[Data items]

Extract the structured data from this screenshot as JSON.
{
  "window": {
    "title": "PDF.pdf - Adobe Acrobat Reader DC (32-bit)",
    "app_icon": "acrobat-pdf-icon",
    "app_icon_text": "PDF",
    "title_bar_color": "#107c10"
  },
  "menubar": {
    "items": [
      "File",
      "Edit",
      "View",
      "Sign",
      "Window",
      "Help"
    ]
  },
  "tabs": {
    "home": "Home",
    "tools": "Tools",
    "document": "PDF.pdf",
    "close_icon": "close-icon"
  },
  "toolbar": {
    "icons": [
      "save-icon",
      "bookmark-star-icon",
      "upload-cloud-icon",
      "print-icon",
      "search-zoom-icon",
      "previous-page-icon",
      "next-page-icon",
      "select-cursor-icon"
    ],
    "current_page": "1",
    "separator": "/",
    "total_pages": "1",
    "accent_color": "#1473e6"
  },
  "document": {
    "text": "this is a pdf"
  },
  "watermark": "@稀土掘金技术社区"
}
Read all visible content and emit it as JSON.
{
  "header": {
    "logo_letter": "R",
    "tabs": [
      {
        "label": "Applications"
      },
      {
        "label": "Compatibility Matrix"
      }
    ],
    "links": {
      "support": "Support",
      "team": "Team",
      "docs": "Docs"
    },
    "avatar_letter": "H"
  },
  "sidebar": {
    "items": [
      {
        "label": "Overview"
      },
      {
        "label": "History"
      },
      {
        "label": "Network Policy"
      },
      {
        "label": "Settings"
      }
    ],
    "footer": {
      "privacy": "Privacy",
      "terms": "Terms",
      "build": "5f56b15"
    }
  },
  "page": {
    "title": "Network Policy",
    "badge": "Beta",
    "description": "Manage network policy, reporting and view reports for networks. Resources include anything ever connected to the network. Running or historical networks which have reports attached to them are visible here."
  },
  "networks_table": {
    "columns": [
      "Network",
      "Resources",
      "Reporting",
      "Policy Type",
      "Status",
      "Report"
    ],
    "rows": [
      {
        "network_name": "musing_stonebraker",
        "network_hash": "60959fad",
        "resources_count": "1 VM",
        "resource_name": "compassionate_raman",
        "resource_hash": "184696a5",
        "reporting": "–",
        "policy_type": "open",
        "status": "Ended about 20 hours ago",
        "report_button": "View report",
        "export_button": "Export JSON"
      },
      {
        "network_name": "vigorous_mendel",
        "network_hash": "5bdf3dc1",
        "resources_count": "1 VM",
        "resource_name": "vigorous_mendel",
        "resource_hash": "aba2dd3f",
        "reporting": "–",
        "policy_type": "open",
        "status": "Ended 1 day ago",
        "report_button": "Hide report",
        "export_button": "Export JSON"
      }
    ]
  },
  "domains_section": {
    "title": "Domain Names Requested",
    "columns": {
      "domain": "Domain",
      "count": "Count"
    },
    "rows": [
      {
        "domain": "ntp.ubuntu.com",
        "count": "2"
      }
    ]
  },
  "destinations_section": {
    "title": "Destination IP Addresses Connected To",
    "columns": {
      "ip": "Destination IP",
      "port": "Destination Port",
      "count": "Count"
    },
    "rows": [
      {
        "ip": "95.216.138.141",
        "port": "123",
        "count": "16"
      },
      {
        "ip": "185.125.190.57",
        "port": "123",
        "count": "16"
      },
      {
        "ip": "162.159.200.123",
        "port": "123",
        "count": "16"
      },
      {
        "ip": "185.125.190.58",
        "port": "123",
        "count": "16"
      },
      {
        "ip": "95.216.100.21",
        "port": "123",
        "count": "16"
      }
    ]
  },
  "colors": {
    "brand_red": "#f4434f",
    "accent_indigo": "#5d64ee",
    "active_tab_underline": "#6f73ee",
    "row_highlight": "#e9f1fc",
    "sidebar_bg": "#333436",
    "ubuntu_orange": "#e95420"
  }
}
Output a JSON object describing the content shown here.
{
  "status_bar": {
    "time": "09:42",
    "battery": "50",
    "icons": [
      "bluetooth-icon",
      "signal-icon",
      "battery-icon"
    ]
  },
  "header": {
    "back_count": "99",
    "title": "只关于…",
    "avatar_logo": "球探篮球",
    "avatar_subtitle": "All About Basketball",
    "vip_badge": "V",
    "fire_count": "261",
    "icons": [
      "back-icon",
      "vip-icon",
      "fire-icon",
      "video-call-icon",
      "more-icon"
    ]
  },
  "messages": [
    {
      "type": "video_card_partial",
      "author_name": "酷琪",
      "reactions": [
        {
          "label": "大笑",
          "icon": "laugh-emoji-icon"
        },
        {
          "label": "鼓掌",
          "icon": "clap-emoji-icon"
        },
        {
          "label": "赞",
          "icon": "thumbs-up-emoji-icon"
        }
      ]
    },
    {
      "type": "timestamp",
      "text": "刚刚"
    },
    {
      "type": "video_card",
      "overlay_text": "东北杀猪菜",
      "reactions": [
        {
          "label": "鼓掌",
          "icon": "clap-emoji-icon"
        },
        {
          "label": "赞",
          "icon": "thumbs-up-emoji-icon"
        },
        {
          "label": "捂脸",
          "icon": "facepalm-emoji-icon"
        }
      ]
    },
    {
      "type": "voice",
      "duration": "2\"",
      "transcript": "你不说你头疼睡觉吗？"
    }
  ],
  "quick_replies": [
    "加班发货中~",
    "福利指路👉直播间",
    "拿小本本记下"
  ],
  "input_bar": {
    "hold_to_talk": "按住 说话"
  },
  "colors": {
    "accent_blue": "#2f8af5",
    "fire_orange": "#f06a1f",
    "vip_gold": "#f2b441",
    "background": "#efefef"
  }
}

• Job:
Copy out each line above, character for character.

• Solved problem:
Extract the structured data from this screenshot as JSON.
{
  "window": {
    "title": "PDF.pdf - Adobe Acrobat Reader DC (32-bit)",
    "app_icon": "acrobat-pdf-icon",
    "app_icon_text": "PDF",
    "title_bar_color": "#107c10"
  },
  "menubar": {
    "items": [
      "File",
      "Edit",
      "View",
      "Sign",
      "Window",
      "Help"
    ]
  },
  "tabs": {
    "home": "Home",
    "tools": "Tools",
    "document": "PDF.pdf",
    "close_icon": "close-icon"
  },
  "toolbar": {
    "icons": [
      "save-icon",
      "bookmark-star-icon",
      "upload-cloud-icon",
      "print-icon",
      "search-zoom-icon",
      "previous-page-icon",
      "next-page-icon",
      "select-cursor-icon"
    ],
    "current_page": "1",
    "separator": "/",
    "total_pages": "1",
    "accent_color": "#1473e6"
  },
  "document": {
    "text": "this is a pdf"
  },
  "watermark": "@稀土掘金技术社区"
}
Read all visible content and emit it as JSON.
{
  "header": {
    "logo_letter": "R",
    "tabs": [
      {
        "label": "Applications"
      },
      {
        "label": "Compatibility Matrix"
      }
    ],
    "links": {
      "support": "Support",
      "team": "Team",
      "docs": "Docs"
    },
    "avatar_letter": "H"
  },
  "sidebar": {
    "items": [
      {
        "label": "Overview"
      },
      {
        "label": "History"
      },
      {
        "label": "Network Policy"
      },
      {
        "label": "Settings"
      }
    ],
    "footer": {
      "privacy": "Privacy",
      "terms": "Terms",
      "build": "5f56b15"
    }
  },
  "page": {
    "title": "Network Policy",
    "badge": "Beta",
    "description": "Manage network policy, reporting and view reports for networks. Resources include anything ever connected to the network. Running or historical networks which have reports attached to them are visible here."
  },
  "networks_table": {
    "columns": [
      "Network",
      "Resources",
      "Reporting",
      "Policy Type",
      "Status",
      "Report"
    ],
    "rows": [
      {
        "network_name": "musing_stonebraker",
        "network_hash": "60959fad",
        "resources_count": "1 VM",
        "resource_name": "compassionate_raman",
        "resource_hash": "184696a5",
        "reporting": "–",
        "policy_type": "open",
        "status": "Ended about 20 hours ago",
        "report_button": "View report",
        "export_button": "Export JSON"
      },
      {
        "network_name": "vigorous_mendel",
        "network_hash": "5bdf3dc1",
        "resources_count": "1 VM",
        "resource_name": "vigorous_mendel",
        "resource_hash": "aba2dd3f",
        "reporting": "–",
        "policy_type": "open",
        "status": "Ended 1 day ago",
        "report_button": "Hide report",
        "export_button": "Export JSON"
      }
    ]
  },
  "domains_section": {
    "title": "Domain Names Requested",
    "columns": {
      "domain": "Domain",
      "count": "Count"
    },
    "rows": [
      {
        "domain": "ntp.ubuntu.com",
        "count": "2"
      }
    ]
  },
  "destinations_section": {
    "title": "Destination IP Addresses Connected To",
    "columns": {
      "ip": "Destination IP",
      "port": "Destination Port",
      "count": "Count"
    },
    "rows": [
      {
        "ip": "95.216.138.141",
        "port": "123",
        "count": "16"
      },
      {
        "ip": "185.125.190.57",
        "port": "123",
        "count": "16"
      },
      {
        "ip": "162.159.200.123",
        "port": "123",
        "count": "16"
      },
      {
        "ip": "185.125.190.58",
        "port": "123",
        "count": "16"
      },
      {
        "ip": "95.216.100.21",
        "port": "123",
        "count": "16"
      }
    ]
  },
  "colors": {
    "brand_red": "#f4434f",
    "accent_indigo": "#5d64ee",
    "active_tab_underline": "#6f73ee",
    "row_highlight": "#e9f1fc",
    "sidebar_bg": "#333436",
    "ubuntu_orange": "#e95420"
  }
}
Output a JSON object describing the content shown here.
{
  "status_bar": {
    "time": "09:42",
    "battery": "50",
    "icons": [
      "bluetooth-icon",
      "signal-icon",
      "battery-icon"
    ]
  },
  "header": {
    "back_count": "99",
    "title": "只关于…",
    "avatar_logo": "球探篮球",
    "avatar_subtitle": "All About Basketball",
    "vip_badge": "V",
    "fire_count": "261",
    "icons": [
      "back-icon",
      "vip-icon",
      "fire-icon",
      "video-call-icon",
      "more-icon"
    ]
  },
  "messages": [
    {
      "type": "video_card_partial",
      "author_name": "酷琪",
      "reactions": [
        {
          "label": "大笑",
          "icon": "laugh-emoji-icon"
        },
        {
          "label": "鼓掌",
          "icon": "clap-emoji-icon"
        },
        {
          "label": "赞",
          "icon": "thumbs-up-emoji-icon"
        }
      ]
    },
    {
      "type": "timestamp",
      "text": "刚刚"
    },
    {
      "type": "video_card",
      "overlay_text": "东北杀猪菜",
      "reactions": [
        {
          "label": "鼓掌",
          "icon": "clap-emoji-icon"
        },
        {
          "label": "赞",
          "icon": "thumbs-up-emoji-icon"
        },
        {
          "label": "捂脸",
          "icon": "facepalm-emoji-icon"
        }
      ]
    },
    {
      "type": "voice",
      "duration": "2\"",
      "transcript": "你不说你头疼睡觉吗？"
    }
  ],
  "quick_replies": [
    "加班发货中~",
    "福利指路👉直播间",
    "拿小本本记下"
  ],
  "input_bar": {
    "hold_to_talk": "按住 说话"
  },
  "colors": {
    "accent_blue": "#2f8af5",
    "fire_orange": "#f06a1f",
    "vip_gold": "#f2b441",
    "background": "#efefef"
  }
}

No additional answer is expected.